Dataset rows about figures:
-- start --

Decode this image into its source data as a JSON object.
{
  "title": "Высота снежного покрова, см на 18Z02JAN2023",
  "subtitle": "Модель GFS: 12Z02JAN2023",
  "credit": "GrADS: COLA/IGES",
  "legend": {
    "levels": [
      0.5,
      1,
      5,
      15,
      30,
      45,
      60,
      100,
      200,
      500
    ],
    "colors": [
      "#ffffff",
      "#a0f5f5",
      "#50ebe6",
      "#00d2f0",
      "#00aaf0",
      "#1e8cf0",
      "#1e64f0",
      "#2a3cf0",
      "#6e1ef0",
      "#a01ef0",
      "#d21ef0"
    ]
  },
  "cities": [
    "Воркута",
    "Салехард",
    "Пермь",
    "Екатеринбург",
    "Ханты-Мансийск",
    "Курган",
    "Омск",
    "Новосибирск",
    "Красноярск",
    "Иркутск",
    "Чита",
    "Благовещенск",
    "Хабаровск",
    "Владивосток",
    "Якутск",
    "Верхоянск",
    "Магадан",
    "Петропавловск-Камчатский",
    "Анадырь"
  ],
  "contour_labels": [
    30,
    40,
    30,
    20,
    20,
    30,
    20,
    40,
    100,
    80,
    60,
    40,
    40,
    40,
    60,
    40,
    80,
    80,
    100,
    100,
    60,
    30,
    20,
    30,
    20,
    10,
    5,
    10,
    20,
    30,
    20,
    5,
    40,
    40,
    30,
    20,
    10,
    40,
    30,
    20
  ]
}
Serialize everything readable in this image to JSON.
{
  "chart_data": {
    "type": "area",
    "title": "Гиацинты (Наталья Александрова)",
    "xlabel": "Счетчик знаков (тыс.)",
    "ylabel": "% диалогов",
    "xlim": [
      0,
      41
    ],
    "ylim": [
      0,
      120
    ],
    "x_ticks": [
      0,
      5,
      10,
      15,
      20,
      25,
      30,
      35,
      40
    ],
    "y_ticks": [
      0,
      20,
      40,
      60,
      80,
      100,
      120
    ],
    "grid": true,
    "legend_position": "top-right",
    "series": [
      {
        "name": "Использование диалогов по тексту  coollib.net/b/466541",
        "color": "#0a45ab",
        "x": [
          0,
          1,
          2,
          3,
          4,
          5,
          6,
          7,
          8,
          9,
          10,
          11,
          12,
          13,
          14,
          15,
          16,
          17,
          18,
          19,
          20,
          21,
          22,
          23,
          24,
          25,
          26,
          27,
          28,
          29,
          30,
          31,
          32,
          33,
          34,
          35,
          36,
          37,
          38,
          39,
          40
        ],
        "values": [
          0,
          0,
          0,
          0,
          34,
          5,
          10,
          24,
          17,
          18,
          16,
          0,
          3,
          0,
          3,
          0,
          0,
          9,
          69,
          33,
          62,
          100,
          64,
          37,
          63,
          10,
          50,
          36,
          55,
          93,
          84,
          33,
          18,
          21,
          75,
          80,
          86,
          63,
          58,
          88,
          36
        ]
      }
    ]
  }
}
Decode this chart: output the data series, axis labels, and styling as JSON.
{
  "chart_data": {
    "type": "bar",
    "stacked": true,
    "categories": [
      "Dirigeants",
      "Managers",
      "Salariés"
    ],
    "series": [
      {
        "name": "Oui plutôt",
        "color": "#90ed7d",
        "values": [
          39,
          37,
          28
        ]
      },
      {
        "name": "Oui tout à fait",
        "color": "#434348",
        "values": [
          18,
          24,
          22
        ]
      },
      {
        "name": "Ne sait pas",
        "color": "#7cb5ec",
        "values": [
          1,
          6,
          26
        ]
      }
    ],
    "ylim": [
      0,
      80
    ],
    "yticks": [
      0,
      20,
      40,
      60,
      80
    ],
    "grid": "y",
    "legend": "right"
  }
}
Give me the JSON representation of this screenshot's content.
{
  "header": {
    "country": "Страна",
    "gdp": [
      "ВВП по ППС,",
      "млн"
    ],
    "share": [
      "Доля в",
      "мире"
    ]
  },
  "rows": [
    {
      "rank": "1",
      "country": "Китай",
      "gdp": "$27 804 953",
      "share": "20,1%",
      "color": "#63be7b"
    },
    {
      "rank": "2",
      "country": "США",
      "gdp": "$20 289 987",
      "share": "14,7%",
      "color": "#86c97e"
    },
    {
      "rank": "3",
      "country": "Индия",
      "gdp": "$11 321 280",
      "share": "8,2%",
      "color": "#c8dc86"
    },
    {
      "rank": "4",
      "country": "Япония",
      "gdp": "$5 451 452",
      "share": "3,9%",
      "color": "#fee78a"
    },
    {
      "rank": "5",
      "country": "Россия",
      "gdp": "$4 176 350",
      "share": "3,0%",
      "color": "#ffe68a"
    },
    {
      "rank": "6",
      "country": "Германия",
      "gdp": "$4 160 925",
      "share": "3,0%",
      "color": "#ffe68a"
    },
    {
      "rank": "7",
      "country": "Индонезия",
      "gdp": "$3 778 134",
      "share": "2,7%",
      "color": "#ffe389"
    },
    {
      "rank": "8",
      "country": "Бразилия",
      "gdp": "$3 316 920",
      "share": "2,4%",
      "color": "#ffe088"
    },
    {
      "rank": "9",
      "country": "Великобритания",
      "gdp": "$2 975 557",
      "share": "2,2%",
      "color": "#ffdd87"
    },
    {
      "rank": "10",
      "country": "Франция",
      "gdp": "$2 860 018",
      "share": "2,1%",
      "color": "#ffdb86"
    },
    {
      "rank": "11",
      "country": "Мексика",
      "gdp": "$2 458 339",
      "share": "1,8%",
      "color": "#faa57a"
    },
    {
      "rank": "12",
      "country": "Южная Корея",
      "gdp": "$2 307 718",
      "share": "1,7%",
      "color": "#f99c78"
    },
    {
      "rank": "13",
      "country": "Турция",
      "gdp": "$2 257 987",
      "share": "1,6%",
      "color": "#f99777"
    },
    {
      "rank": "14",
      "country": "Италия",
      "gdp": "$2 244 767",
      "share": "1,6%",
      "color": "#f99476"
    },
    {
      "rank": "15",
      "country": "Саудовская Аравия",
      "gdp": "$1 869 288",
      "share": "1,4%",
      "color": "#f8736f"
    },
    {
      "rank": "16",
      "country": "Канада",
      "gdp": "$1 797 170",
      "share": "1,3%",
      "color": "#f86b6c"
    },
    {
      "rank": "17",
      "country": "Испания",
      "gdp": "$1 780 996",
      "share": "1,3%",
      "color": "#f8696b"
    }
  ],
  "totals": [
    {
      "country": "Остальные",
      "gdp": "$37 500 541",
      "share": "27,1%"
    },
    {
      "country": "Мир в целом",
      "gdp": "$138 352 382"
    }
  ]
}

-- end --

# WORK TO BE COMPLETED
Sift the material for lines with the string "this". Copy each one found.

# CORRECT OUTPUT
Decode this image into its source data as a JSON object.
Serialize everything readable in this image to JSON.
Decode this chart: output the data series, axis labels, and styling as JSON.
Give me the JSON representation of this screenshot's content.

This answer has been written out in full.